## Begin

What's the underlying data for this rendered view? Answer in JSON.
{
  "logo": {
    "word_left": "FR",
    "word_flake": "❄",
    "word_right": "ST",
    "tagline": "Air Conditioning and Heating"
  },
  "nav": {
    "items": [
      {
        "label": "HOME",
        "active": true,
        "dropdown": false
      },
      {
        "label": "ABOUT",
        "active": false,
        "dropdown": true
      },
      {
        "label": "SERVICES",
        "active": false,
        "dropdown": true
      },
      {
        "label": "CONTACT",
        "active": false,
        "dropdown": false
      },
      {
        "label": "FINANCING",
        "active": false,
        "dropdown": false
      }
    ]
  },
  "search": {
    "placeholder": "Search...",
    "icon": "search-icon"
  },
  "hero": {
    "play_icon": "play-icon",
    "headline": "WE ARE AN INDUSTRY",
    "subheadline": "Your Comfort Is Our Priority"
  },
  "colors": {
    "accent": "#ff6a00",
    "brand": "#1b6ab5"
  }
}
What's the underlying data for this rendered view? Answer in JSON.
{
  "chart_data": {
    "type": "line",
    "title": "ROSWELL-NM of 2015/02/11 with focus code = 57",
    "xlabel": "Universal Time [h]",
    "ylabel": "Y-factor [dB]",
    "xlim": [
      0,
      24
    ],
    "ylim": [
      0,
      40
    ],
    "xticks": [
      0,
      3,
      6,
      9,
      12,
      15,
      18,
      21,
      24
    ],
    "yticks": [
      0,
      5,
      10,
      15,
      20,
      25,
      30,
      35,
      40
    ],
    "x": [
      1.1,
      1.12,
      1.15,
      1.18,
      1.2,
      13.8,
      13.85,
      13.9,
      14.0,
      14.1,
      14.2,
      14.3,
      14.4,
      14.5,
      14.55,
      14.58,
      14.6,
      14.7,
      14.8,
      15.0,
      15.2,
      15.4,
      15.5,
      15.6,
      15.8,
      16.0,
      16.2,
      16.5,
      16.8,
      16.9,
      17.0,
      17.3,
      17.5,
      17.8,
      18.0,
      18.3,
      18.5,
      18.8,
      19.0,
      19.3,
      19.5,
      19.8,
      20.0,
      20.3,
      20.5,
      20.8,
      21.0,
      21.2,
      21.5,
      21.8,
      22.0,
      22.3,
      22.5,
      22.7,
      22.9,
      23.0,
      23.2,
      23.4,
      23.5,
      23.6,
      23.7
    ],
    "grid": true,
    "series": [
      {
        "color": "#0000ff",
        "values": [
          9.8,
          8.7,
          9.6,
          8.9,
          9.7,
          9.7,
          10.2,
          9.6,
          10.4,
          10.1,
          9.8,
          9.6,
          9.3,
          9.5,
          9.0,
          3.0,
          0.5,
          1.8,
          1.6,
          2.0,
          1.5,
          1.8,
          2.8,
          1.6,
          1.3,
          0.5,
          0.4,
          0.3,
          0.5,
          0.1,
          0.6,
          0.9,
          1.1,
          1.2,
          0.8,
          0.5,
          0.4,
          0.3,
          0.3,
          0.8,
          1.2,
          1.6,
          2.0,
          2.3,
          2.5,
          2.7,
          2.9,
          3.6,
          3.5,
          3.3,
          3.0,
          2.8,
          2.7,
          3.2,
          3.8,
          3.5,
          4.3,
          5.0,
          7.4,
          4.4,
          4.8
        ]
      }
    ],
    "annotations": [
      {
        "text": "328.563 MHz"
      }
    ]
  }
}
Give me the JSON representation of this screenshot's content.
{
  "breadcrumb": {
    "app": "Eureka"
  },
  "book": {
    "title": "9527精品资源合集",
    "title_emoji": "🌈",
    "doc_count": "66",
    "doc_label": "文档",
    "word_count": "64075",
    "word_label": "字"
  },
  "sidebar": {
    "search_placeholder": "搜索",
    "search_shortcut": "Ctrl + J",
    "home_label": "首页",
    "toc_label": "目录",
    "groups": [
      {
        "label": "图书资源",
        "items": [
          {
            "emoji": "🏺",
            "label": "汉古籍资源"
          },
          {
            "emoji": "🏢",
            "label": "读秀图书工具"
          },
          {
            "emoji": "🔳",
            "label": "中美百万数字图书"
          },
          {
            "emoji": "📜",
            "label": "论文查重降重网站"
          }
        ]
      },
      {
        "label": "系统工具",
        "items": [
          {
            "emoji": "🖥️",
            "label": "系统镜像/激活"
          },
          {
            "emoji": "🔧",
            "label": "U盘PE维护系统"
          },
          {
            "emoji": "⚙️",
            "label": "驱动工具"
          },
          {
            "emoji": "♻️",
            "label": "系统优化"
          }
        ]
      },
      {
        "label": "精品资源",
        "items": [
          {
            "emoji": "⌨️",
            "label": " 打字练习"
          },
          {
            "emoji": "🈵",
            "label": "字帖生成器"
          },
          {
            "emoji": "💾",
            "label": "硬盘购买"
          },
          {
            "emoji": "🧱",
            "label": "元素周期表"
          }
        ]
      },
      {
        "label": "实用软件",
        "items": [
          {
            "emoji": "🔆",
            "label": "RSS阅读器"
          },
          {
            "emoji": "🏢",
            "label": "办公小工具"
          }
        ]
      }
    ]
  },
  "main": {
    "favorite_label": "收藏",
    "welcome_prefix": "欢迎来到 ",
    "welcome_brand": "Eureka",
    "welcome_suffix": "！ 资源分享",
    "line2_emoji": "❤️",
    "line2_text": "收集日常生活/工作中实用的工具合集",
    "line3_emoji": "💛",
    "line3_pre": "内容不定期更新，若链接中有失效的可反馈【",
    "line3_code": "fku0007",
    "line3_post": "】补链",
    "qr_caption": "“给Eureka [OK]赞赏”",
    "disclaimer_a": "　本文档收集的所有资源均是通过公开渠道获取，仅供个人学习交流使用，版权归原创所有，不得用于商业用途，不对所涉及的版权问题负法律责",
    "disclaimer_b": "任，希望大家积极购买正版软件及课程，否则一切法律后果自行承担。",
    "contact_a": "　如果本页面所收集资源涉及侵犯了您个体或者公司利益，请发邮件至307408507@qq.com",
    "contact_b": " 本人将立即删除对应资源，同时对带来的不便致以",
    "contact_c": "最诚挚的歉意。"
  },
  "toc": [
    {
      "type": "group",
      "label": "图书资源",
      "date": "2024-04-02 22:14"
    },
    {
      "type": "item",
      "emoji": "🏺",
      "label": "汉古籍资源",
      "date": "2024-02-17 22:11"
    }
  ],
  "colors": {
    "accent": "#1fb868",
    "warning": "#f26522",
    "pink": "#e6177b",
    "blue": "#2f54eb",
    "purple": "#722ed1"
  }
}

## End

▶ **DO THIS**
Each line of the listing should be copied exactly.

▶ **RESULT FOR THIS TASK**
What's the underlying data for this rendered view? Answer in JSON.
{
  "logo": {
    "word_left": "FR",
    "word_flake": "❄",
    "word_right": "ST",
    "tagline": "Air Conditioning and Heating"
  },
  "nav": {
    "items": [
      {
        "label": "HOME",
        "active": true,
        "dropdown": false
      },
      {
        "label": "ABOUT",
        "active": false,
        "dropdown": true
      },
      {
        "label": "SERVICES",
        "active": false,
        "dropdown": true
      },
      {
        "label": "CONTACT",
        "active": false,
        "dropdown": false
      },
      {
        "label": "FINANCING",
        "active": false,
        "dropdown": false
      }
    ]
  },
  "search": {
    "placeholder": "Search...",
    "icon": "search-icon"
  },
  "hero": {
    "play_icon": "play-icon",
    "headline": "WE ARE AN INDUSTRY",
    "subheadline": "Your Comfort Is Our Priority"
  },
  "colors": {
    "accent": "#ff6a00",
    "brand": "#1b6ab5"
  }
}
What's the underlying data for this rendered view? Answer in JSON.
{
  "chart_data": {
    "type": "line",
    "title": "ROSWELL-NM of 2015/02/11 with focus code = 57",
    "xlabel": "Universal Time [h]",
    "ylabel": "Y-factor [dB]",
    "xlim": [
      0,
      24
    ],
    "ylim": [
      0,
      40
    ],
    "xticks": [
      0,
      3,
      6,
      9,
      12,
      15,
      18,
      21,
      24
    ],
    "yticks": [
      0,
      5,
      10,
      15,
      20,
      25,
      30,
      35,
      40
    ],
    "x": [
      1.1,
      1.12,
      1.15,
      1.18,
      1.2,
      13.8,
      13.85,
      13.9,
      14.0,
      14.1,
      14.2,
      14.3,
      14.4,
      14.5,
      14.55,
      14.58,
      14.6,
      14.7,
      14.8,
      15.0,
      15.2,
      15.4,
      15.5,
      15.6,
      15.8,
      16.0,
      16.2,
      16.5,
      16.8,
      16.9,
      17.0,
      17.3,
      17.5,
      17.8,
      18.0,
      18.3,
      18.5,
      18.8,
      19.0,
      19.3,
      19.5,
      19.8,
      20.0,
      20.3,
      20.5,
      20.8,
      21.0,
      21.2,
      21.5,
      21.8,
      22.0,
      22.3,
      22.5,
      22.7,
      22.9,
      23.0,
      23.2,
      23.4,
      23.5,
      23.6,
      23.7
    ],
    "grid": true,
    "series": [
      {
        "color": "#0000ff",
        "values": [
          9.8,
          8.7,
          9.6,
          8.9,
          9.7,
          9.7,
          10.2,
          9.6,
          10.4,
          10.1,
          9.8,
          9.6,
          9.3,
          9.5,
          9.0,
          3.0,
          0.5,
          1.8,
          1.6,
          2.0,
          1.5,
          1.8,
          2.8,
          1.6,
          1.3,
          0.5,
          0.4,
          0.3,
          0.5,
          0.1,
          0.6,
          0.9,
          1.1,
          1.2,
          0.8,
          0.5,
          0.4,
          0.3,
          0.3,
          0.8,
          1.2,
          1.6,
          2.0,
          2.3,
          2.5,
          2.7,
          2.9,
          3.6,
          3.5,
          3.3,
          3.0,
          2.8,
          2.7,
          3.2,
          3.8,
          3.5,
          4.3,
          5.0,
          7.4,
          4.4,
          4.8
        ]
      }
    ],
    "annotations": [
      {
        "text": "328.563 MHz"
      }
    ]
  }
}
Give me the JSON representation of this screenshot's content.
{
  "breadcrumb": {
    "app": "Eureka"
  },
  "book": {
    "title": "9527精品资源合集",
    "title_emoji": "🌈",
    "doc_count": "66",
    "doc_label": "文档",
    "word_count": "64075",
    "word_label": "字"
  },
  "sidebar": {
    "search_placeholder": "搜索",
    "search_shortcut": "Ctrl + J",
    "home_label": "首页",
    "toc_label": "目录",
    "groups": [
      {
        "label": "图书资源",
        "items": [
          {
            "emoji": "🏺",
            "label": "汉古籍资源"
          },
          {
            "emoji": "🏢",
            "label": "读秀图书工具"
          },
          {
            "emoji": "🔳",
            "label": "中美百万数字图书"
          },
          {
            "emoji": "📜",
            "label": "论文查重降重网站"
          }
        ]
      },
      {
        "label": "系统工具",
        "items": [
          {
            "emoji": "🖥️",
            "label": "系统镜像/激活"
          },
          {
            "emoji": "🔧",
            "label": "U盘PE维护系统"
          },
          {
            "emoji": "⚙️",
            "label": "驱动工具"
          },
          {
            "emoji": "♻️",
            "label": "系统优化"
          }
        ]
      },
      {
        "label": "精品资源",
        "items": [
          {
            "emoji": "⌨️",
            "label": " 打字练习"
          },
          {
            "emoji": "🈵",
            "label": "字帖生成器"
          },
          {
            "emoji": "💾",
            "label": "硬盘购买"
          },
          {
            "emoji": "🧱",
            "label": "元素周期表"
          }
        ]
      },
      {
        "label": "实用软件",
        "items": [
          {
            "emoji": "🔆",
            "label": "RSS阅读器"
          },
          {
            "emoji": "🏢",
            "label": "办公小工具"
          }
        ]
      }
    ]
  },
  "main": {
    "favorite_label": "收藏",
    "welcome_prefix": "欢迎来到 ",
    "welcome_brand": "Eureka",
    "welcome_suffix": "！ 资源分享",
    "line2_emoji": "❤️",
    "line2_text": "收集日常生活/工作中实用的工具合集",
    "line3_emoji": "💛",
    "line3_pre": "内容不定期更新，若链接中有失效的可反馈【",
    "line3_code": "fku0007",
    "line3_post": "】补链",
    "qr_caption": "“给Eureka [OK]赞赏”",
    "disclaimer_a": "　本文档收集的所有资源均是通过公开渠道获取，仅供个人学习交流使用，版权归原创所有，不得用于商业用途，不对所涉及的版权问题负法律责",
    "disclaimer_b": "任，希望大家积极购买正版软件及课程，否则一切法律后果自行承担。",
    "contact_a": "　如果本页面所收集资源涉及侵犯了您个体或者公司利益，请发邮件至307408507@qq.com",
    "contact_b": " 本人将立即删除对应资源，同时对带来的不便致以",
    "contact_c": "最诚挚的歉意。"
  },
  "toc": [
    {
      "type": "group",
      "label": "图书资源",
      "date": "2024-04-02 22:14"
    },
    {
      "type": "item",
      "emoji": "🏺",
      "label": "汉古籍资源",
      "date": "2024-02-17 22:11"
    }
  ],
  "colors": {
    "accent": "#1fb868",
    "warning": "#f26522",
    "pink": "#e6177b",
    "blue": "#2f54eb",
    "purple": "#722ed1"
  }
}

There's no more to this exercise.